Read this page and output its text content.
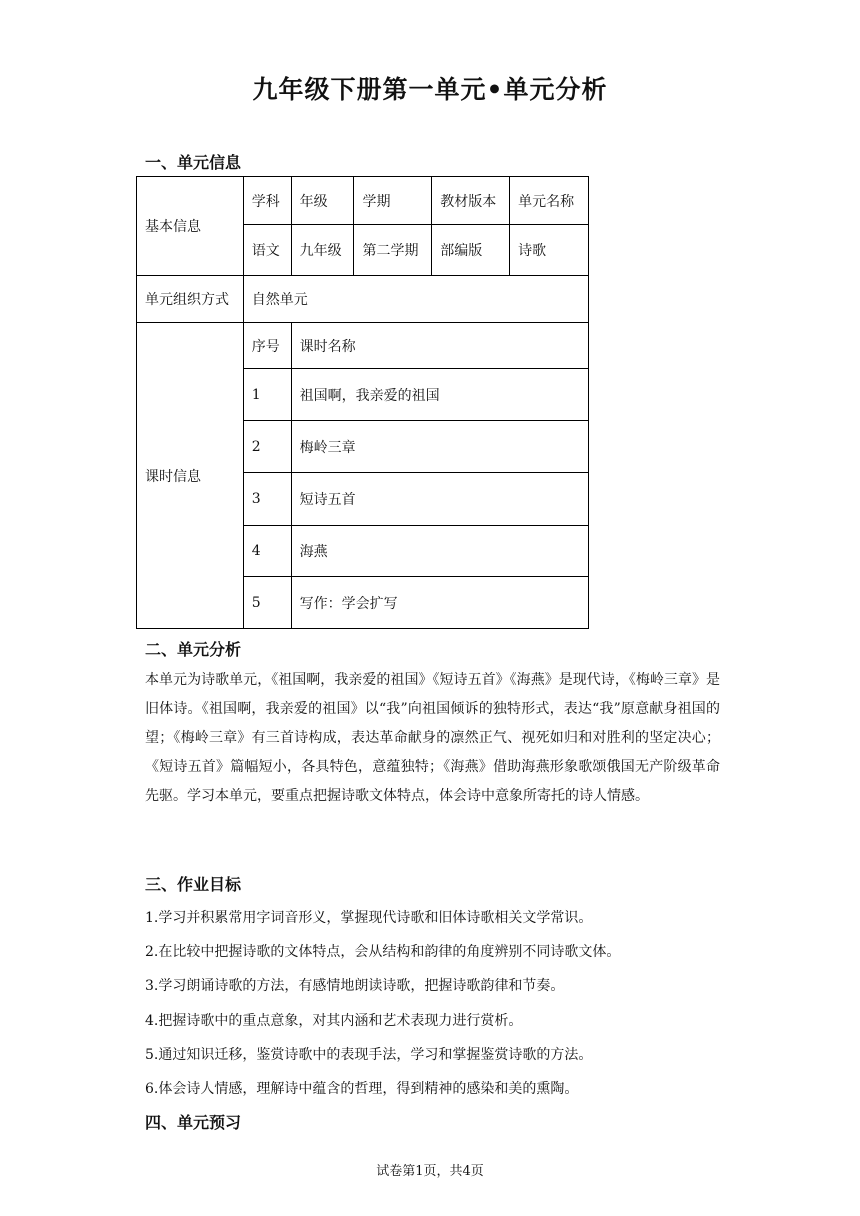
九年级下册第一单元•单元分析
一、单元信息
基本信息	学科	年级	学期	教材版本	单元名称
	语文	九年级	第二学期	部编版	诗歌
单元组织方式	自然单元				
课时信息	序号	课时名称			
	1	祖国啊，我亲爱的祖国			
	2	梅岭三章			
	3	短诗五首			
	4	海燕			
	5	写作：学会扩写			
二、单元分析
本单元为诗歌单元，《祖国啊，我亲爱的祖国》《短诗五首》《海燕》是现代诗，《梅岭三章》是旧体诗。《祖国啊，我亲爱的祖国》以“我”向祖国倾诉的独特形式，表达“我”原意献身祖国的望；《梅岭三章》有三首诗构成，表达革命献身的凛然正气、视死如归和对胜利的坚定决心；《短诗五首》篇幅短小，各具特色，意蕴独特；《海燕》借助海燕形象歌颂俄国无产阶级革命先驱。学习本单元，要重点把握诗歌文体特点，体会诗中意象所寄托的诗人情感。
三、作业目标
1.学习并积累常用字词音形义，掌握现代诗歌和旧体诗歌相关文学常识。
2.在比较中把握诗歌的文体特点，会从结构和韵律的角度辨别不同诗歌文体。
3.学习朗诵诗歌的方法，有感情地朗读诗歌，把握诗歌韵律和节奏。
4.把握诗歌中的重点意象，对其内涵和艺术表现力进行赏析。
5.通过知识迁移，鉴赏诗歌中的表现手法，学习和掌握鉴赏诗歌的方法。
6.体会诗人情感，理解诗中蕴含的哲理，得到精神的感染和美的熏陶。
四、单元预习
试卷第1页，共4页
---------------
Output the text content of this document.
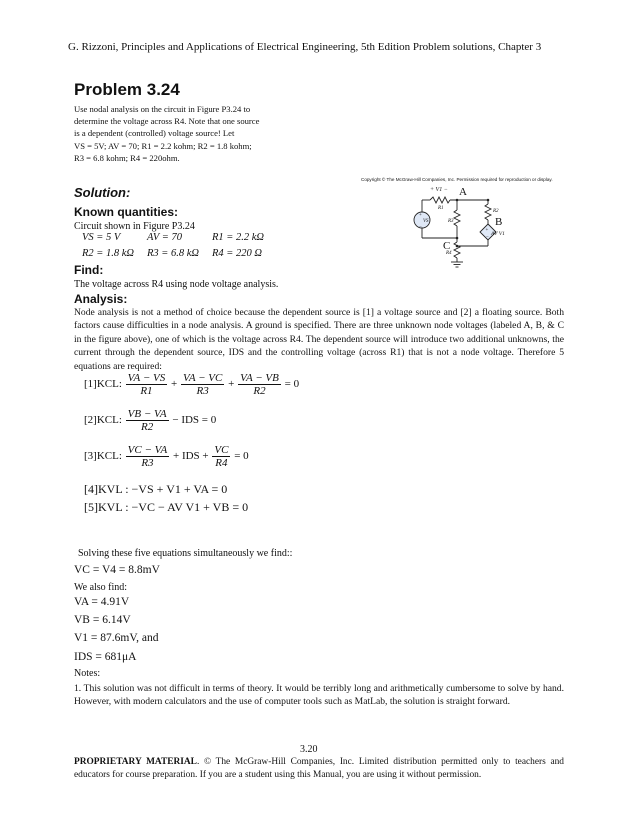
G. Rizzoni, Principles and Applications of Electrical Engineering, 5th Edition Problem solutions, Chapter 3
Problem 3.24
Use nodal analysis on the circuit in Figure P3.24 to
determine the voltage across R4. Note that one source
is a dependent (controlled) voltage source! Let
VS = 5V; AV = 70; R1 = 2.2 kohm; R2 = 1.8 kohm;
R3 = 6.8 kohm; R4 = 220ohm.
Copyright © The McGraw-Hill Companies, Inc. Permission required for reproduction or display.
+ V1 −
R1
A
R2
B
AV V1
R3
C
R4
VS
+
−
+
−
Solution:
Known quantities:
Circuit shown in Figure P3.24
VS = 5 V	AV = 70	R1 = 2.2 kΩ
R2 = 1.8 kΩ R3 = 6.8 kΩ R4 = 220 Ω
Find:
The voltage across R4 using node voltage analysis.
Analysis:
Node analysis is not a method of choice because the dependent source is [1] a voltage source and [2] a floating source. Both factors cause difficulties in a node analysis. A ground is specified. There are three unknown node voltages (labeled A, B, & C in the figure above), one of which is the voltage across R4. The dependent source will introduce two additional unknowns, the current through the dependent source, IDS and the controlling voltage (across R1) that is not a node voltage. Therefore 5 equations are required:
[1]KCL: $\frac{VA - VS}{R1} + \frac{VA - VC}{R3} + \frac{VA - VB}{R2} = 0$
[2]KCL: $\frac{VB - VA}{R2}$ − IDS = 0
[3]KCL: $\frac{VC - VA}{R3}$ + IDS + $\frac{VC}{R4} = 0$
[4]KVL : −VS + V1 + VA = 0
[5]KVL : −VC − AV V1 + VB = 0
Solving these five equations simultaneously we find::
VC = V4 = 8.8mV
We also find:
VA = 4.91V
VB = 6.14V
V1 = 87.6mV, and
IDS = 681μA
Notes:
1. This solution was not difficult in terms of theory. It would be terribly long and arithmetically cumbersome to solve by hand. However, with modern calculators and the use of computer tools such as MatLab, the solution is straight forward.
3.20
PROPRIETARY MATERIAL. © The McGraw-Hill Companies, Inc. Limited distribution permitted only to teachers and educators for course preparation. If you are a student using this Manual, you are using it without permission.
---------------
■ Exercise details ■
Show the lines of the records that include the string "frac".

■ Answer to this problem ■
[1]KCL: $\frac{VA - VS}{R1} + \frac{VA - VC}{R3} + \frac{VA - VB}{R2} = 0$
[2]KCL: $\frac{VB - VA}{R2}$ − IDS = 0
[3]KCL: $\frac{VC - VA}{R3}$ + IDS + $\frac{VC}{R4} = 0$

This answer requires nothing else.